[start of DATASET RECORDS]
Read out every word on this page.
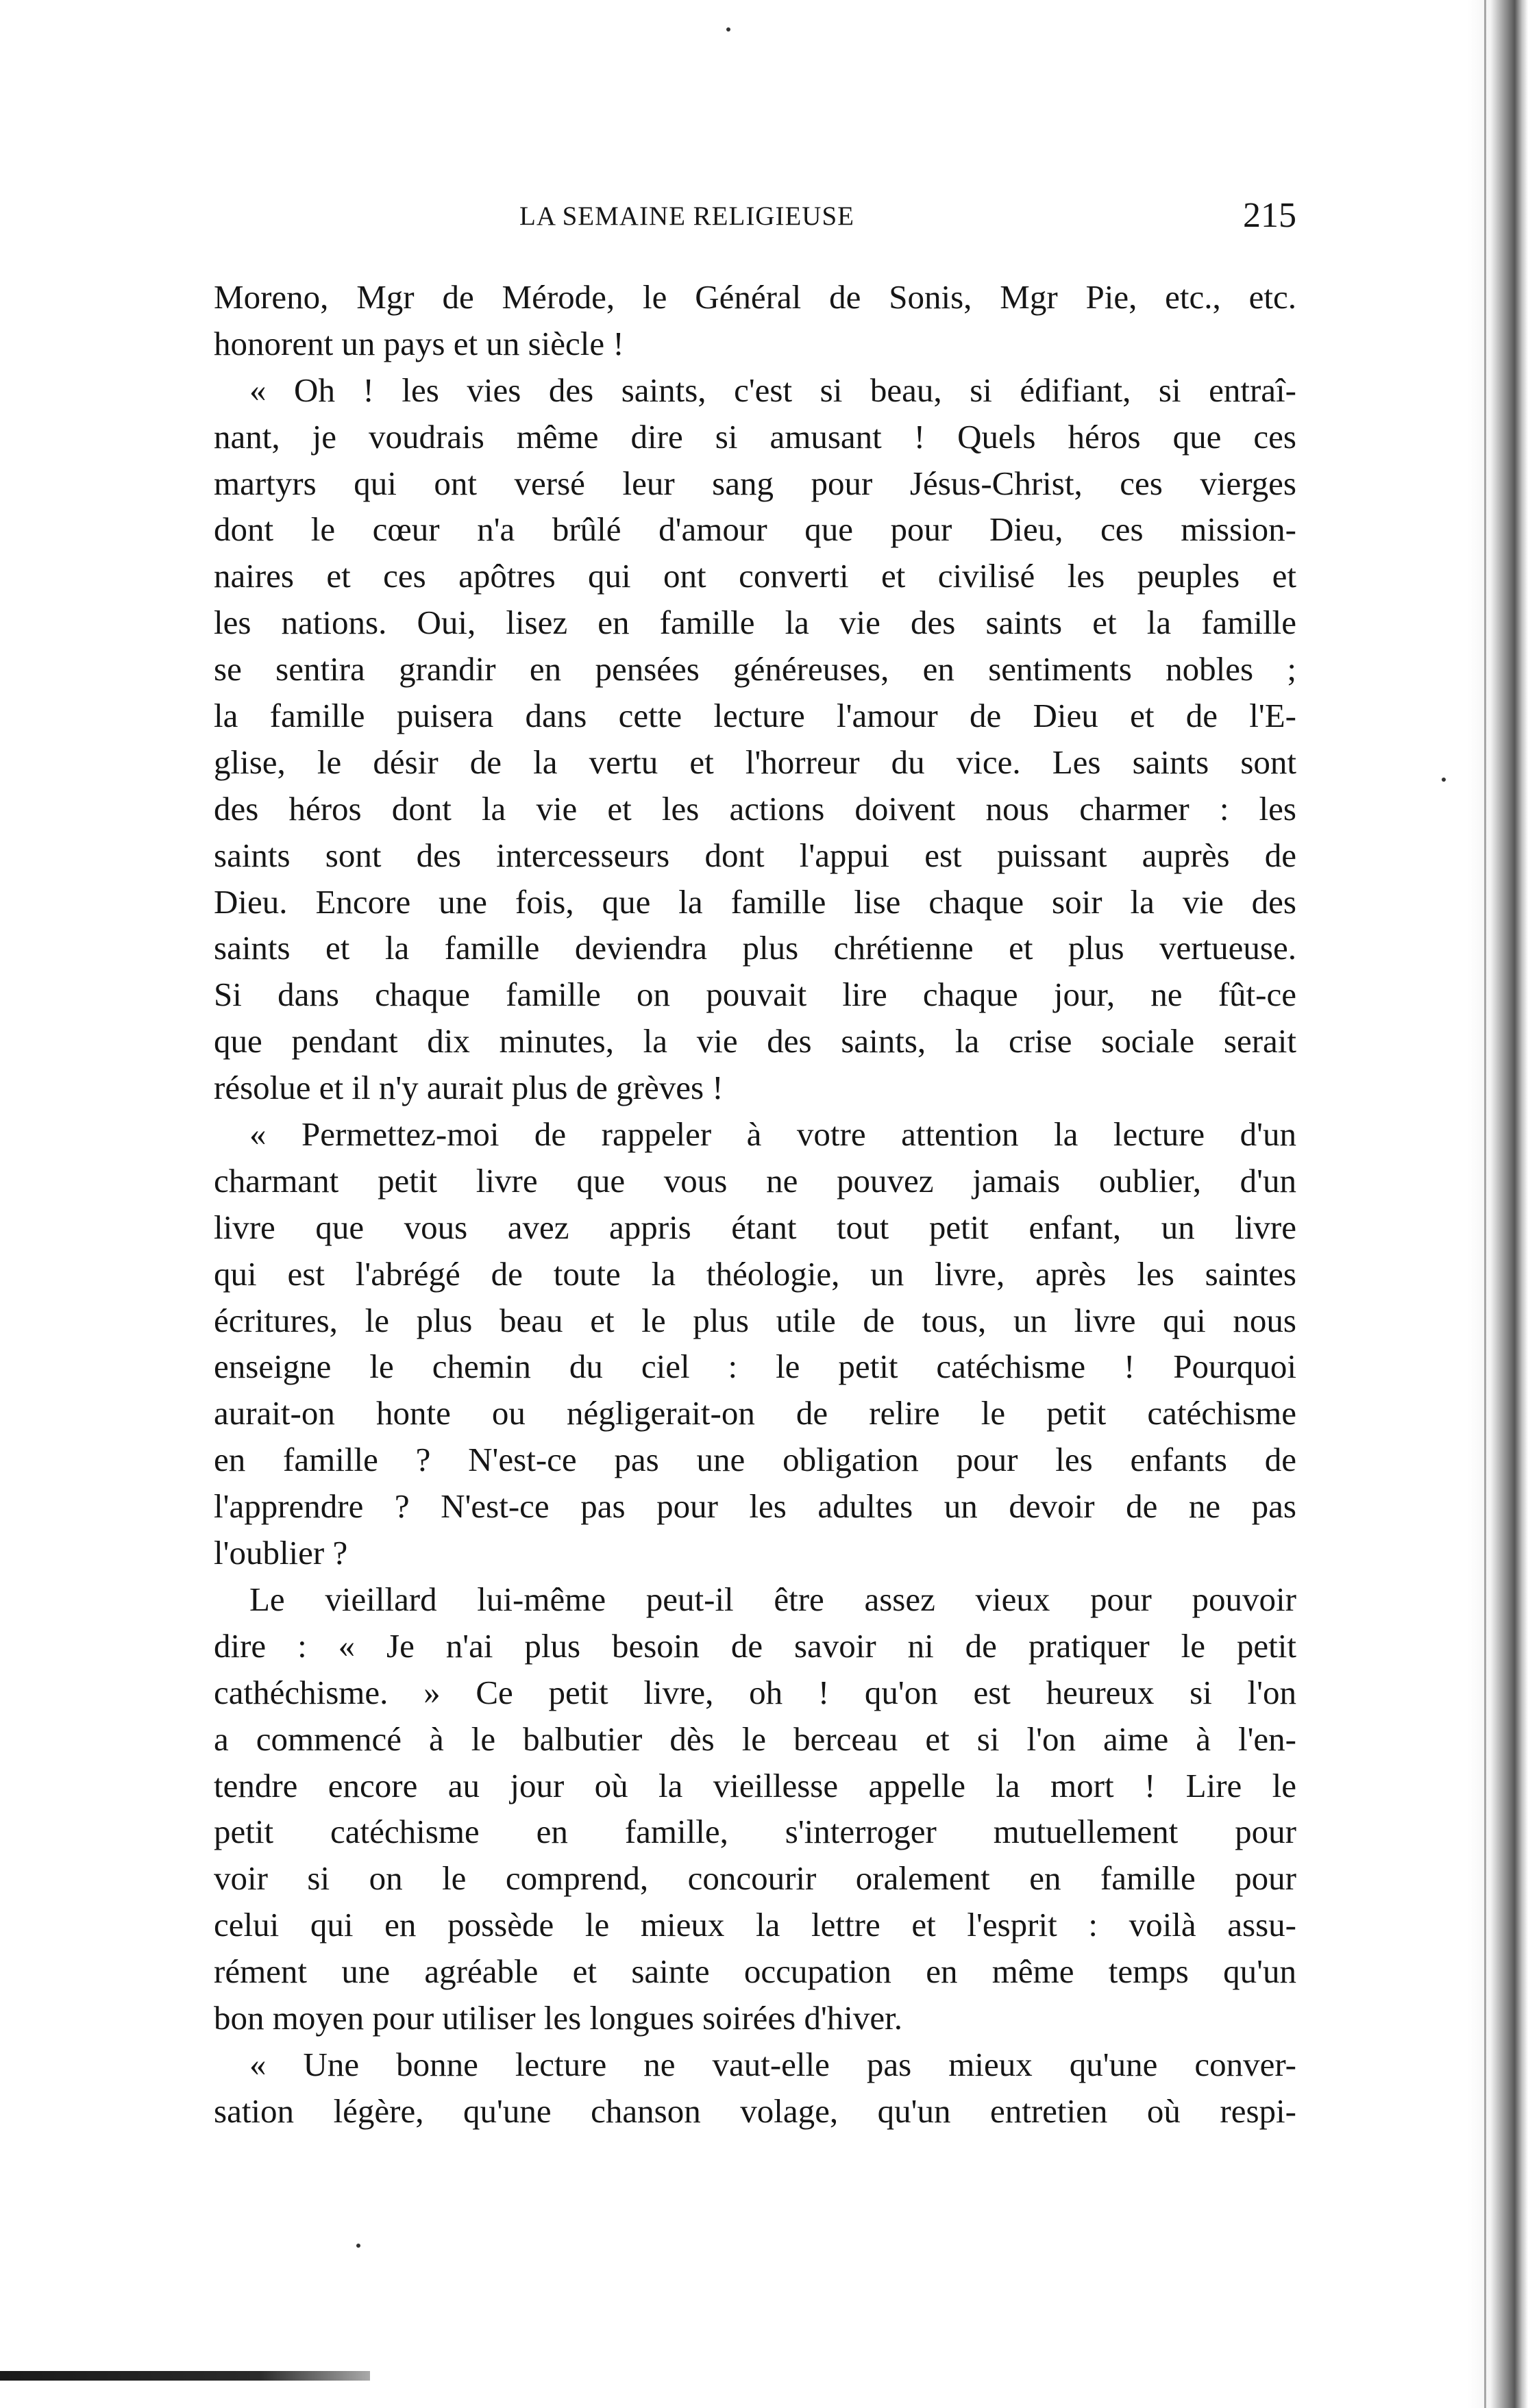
LA SEMAINE RELIGIEUSE	215
Moreno, Mgr de Mérode, le Général de Sonis, Mgr Pie, etc., etc.
honorent un pays et un siècle !
« Oh ! les vies des saints, c'est si beau, si édifiant, si entraî-
nant, je voudrais même dire si amusant ! Quels héros que ces
martyrs qui ont versé leur sang pour Jésus-Christ, ces vierges
dont le cœur n'a brûlé d'amour que pour Dieu, ces mission-
naires et ces apôtres qui ont converti et civilisé les peuples et
les nations. Oui, lisez en famille la vie des saints et la famille
se sentira grandir en pensées généreuses, en sentiments nobles ;
la famille puisera dans cette lecture l'amour de Dieu et de l'E-
glise, le désir de la vertu et l'horreur du vice. Les saints sont
des héros dont la vie et les actions doivent nous charmer : les
saints sont des intercesseurs dont l'appui est puissant auprès de
Dieu. Encore une fois, que la famille lise chaque soir la vie des
saints et la famille deviendra plus chrétienne et plus vertueuse.
Si dans chaque famille on pouvait lire chaque jour, ne fût-ce
que pendant dix minutes, la vie des saints, la crise sociale serait
résolue et il n'y aurait plus de grèves !
« Permettez-moi de rappeler à votre attention la lecture d'un
charmant petit livre que vous ne pouvez jamais oublier, d'un
livre que vous avez appris étant tout petit enfant, un livre
qui est l'abrégé de toute la théologie, un livre, après les saintes
écritures, le plus beau et le plus utile de tous, un livre qui nous
enseigne le chemin du ciel : le petit catéchisme ! Pourquoi
aurait-on honte ou négligerait-on de relire le petit catéchisme
en famille ? N'est-ce pas une obligation pour les enfants de
l'apprendre ? N'est-ce pas pour les adultes un devoir de ne pas
l'oublier ?
Le vieillard lui-même peut-il être assez vieux pour pouvoir
dire : « Je n'ai plus besoin de savoir ni de pratiquer le petit
cathéchisme. » Ce petit livre, oh ! qu'on est heureux si l'on
a commencé à le balbutier dès le berceau et si l'on aime à l'en-
tendre encore au jour où la vieillesse appelle la mort ! Lire le
petit catéchisme en famille, s'interroger mutuellement pour
voir si on le comprend, concourir oralement en famille pour
celui qui en possède le mieux la lettre et l'esprit : voilà assu-
rément une agréable et sainte occupation en même temps qu'un
bon moyen pour utiliser les longues soirées d'hiver.
« Une bonne lecture ne vaut-elle pas mieux qu'une conver-
sation légère, qu'une chanson volage, qu'un entretien où respi-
[end of DATASET RECORDS]
** SHORT TASK **
Find the lines holding "vous" and list every one.

** EXPECTED OUTPUT **
charmant petit livre que vous ne pouvez jamais oublier, d'un
livre que vous avez appris étant tout petit enfant, un livre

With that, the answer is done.